** START **

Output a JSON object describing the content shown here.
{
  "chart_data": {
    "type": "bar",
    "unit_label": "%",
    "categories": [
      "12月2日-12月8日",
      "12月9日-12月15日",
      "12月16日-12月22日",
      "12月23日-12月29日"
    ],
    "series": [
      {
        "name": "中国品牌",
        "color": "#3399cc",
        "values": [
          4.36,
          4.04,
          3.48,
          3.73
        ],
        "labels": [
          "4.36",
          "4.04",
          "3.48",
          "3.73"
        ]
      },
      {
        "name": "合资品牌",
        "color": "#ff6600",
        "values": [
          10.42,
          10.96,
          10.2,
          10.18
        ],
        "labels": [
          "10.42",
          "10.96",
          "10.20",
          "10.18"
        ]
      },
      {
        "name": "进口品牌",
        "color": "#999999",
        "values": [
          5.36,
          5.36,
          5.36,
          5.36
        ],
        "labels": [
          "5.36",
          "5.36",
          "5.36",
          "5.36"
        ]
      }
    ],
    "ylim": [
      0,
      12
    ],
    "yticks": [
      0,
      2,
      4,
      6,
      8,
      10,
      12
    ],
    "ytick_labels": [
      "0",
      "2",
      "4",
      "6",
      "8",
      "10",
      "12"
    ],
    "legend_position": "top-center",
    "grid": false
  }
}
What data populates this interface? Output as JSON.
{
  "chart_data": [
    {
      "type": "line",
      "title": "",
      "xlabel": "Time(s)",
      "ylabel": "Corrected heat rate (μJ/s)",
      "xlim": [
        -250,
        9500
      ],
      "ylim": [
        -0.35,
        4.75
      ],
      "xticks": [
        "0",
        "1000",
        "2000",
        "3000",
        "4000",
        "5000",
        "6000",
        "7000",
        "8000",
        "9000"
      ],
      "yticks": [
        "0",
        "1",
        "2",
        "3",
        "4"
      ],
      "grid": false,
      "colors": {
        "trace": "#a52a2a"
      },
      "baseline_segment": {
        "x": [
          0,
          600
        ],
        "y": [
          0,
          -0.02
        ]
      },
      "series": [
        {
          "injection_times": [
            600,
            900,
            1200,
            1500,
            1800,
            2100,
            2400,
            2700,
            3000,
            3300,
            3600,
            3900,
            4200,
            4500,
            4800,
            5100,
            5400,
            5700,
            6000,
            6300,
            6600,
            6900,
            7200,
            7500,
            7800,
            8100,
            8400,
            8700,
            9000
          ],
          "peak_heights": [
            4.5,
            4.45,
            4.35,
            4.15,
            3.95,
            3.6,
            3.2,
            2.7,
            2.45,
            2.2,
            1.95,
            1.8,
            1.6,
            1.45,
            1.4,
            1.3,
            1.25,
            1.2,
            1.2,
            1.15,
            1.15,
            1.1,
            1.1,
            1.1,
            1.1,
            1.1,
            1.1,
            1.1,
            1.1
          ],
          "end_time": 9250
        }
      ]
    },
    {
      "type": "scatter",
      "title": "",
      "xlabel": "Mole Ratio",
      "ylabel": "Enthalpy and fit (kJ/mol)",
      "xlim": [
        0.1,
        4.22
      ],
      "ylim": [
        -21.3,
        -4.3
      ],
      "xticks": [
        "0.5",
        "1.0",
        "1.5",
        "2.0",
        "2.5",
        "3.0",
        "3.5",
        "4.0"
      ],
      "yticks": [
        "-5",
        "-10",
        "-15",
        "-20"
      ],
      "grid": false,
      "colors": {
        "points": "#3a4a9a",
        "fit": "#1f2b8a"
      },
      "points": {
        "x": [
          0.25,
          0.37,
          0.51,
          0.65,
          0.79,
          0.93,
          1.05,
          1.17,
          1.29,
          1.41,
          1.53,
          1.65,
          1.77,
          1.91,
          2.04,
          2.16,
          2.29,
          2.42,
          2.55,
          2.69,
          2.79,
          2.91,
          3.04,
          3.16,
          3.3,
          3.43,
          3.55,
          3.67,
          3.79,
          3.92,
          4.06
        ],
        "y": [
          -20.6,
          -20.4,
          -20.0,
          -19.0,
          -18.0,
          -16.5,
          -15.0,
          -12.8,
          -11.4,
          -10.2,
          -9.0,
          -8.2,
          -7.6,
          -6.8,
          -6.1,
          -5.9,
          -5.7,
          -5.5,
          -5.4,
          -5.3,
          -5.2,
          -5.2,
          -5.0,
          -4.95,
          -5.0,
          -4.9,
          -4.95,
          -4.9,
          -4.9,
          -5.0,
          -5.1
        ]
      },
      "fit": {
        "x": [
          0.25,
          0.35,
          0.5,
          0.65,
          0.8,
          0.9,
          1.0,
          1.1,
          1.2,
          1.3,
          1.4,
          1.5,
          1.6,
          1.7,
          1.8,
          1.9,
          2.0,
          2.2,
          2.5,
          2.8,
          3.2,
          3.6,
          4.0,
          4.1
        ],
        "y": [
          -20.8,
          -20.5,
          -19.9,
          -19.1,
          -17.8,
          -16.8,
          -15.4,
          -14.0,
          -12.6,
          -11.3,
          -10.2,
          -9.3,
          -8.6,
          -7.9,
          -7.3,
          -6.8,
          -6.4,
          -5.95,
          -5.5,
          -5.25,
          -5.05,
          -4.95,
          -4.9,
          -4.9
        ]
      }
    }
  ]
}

** END **

Type out all of the material again, word for word.

Output a JSON object describing the content shown here.
{
  "chart_data": {
    "type": "bar",
    "unit_label": "%",
    "categories": [
      "12月2日-12月8日",
      "12月9日-12月15日",
      "12月16日-12月22日",
      "12月23日-12月29日"
    ],
    "series": [
      {
        "name": "中国品牌",
        "color": "#3399cc",
        "values": [
          4.36,
          4.04,
          3.48,
          3.73
        ],
        "labels": [
          "4.36",
          "4.04",
          "3.48",
          "3.73"
        ]
      },
      {
        "name": "合资品牌",
        "color": "#ff6600",
        "values": [
          10.42,
          10.96,
          10.2,
          10.18
        ],
        "labels": [
          "10.42",
          "10.96",
          "10.20",
          "10.18"
        ]
      },
      {
        "name": "进口品牌",
        "color": "#999999",
        "values": [
          5.36,
          5.36,
          5.36,
          5.36
        ],
        "labels": [
          "5.36",
          "5.36",
          "5.36",
          "5.36"
        ]
      }
    ],
    "ylim": [
      0,
      12
    ],
    "yticks": [
      0,
      2,
      4,
      6,
      8,
      10,
      12
    ],
    "ytick_labels": [
      "0",
      "2",
      "4",
      "6",
      "8",
      "10",
      "12"
    ],
    "legend_position": "top-center",
    "grid": false
  }
}
What data populates this interface? Output as JSON.
{
  "chart_data": [
    {
      "type": "line",
      "title": "",
      "xlabel": "Time(s)",
      "ylabel": "Corrected heat rate (μJ/s)",
      "xlim": [
        -250,
        9500
      ],
      "ylim": [
        -0.35,
        4.75
      ],
      "xticks": [
        "0",
        "1000",
        "2000",
        "3000",
        "4000",
        "5000",
        "6000",
        "7000",
        "8000",
        "9000"
      ],
      "yticks": [
        "0",
        "1",
        "2",
        "3",
        "4"
      ],
      "grid": false,
      "colors": {
        "trace": "#a52a2a"
      },
      "baseline_segment": {
        "x": [
          0,
          600
        ],
        "y": [
          0,
          -0.02
        ]
      },
      "series": [
        {
          "injection_times": [
            600,
            900,
            1200,
            1500,
            1800,
            2100,
            2400,
            2700,
            3000,
            3300,
            3600,
            3900,
            4200,
            4500,
            4800,
            5100,
            5400,
            5700,
            6000,
            6300,
            6600,
            6900,
            7200,
            7500,
            7800,
            8100,
            8400,
            8700,
            9000
          ],
          "peak_heights": [
            4.5,
            4.45,
            4.35,
            4.15,
            3.95,
            3.6,
            3.2,
            2.7,
            2.45,
            2.2,
            1.95,
            1.8,
            1.6,
            1.45,
            1.4,
            1.3,
            1.25,
            1.2,
            1.2,
            1.15,
            1.15,
            1.1,
            1.1,
            1.1,
            1.1,
            1.1,
            1.1,
            1.1,
            1.1
          ],
          "end_time": 9250
        }
      ]
    },
    {
      "type": "scatter",
      "title": "",
      "xlabel": "Mole Ratio",
      "ylabel": "Enthalpy and fit (kJ/mol)",
      "xlim": [
        0.1,
        4.22
      ],
      "ylim": [
        -21.3,
        -4.3
      ],
      "xticks": [
        "0.5",
        "1.0",
        "1.5",
        "2.0",
        "2.5",
        "3.0",
        "3.5",
        "4.0"
      ],
      "yticks": [
        "-5",
        "-10",
        "-15",
        "-20"
      ],
      "grid": false,
      "colors": {
        "points": "#3a4a9a",
        "fit": "#1f2b8a"
      },
      "points": {
        "x": [
          0.25,
          0.37,
          0.51,
          0.65,
          0.79,
          0.93,
          1.05,
          1.17,
          1.29,
          1.41,
          1.53,
          1.65,
          1.77,
          1.91,
          2.04,
          2.16,
          2.29,
          2.42,
          2.55,
          2.69,
          2.79,
          2.91,
          3.04,
          3.16,
          3.3,
          3.43,
          3.55,
          3.67,
          3.79,
          3.92,
          4.06
        ],
        "y": [
          -20.6,
          -20.4,
          -20.0,
          -19.0,
          -18.0,
          -16.5,
          -15.0,
          -12.8,
          -11.4,
          -10.2,
          -9.0,
          -8.2,
          -7.6,
          -6.8,
          -6.1,
          -5.9,
          -5.7,
          -5.5,
          -5.4,
          -5.3,
          -5.2,
          -5.2,
          -5.0,
          -4.95,
          -5.0,
          -4.9,
          -4.95,
          -4.9,
          -4.9,
          -5.0,
          -5.1
        ]
      },
      "fit": {
        "x": [
          0.25,
          0.35,
          0.5,
          0.65,
          0.8,
          0.9,
          1.0,
          1.1,
          1.2,
          1.3,
          1.4,
          1.5,
          1.6,
          1.7,
          1.8,
          1.9,
          2.0,
          2.2,
          2.5,
          2.8,
          3.2,
          3.6,
          4.0,
          4.1
        ],
        "y": [
          -20.8,
          -20.5,
          -19.9,
          -19.1,
          -17.8,
          -16.8,
          -15.4,
          -14.0,
          -12.6,
          -11.3,
          -10.2,
          -9.3,
          -8.6,
          -7.9,
          -7.3,
          -6.8,
          -6.4,
          -5.95,
          -5.5,
          -5.25,
          -5.05,
          -4.95,
          -4.9,
          -4.9
        ]
      }
    }
  ]
}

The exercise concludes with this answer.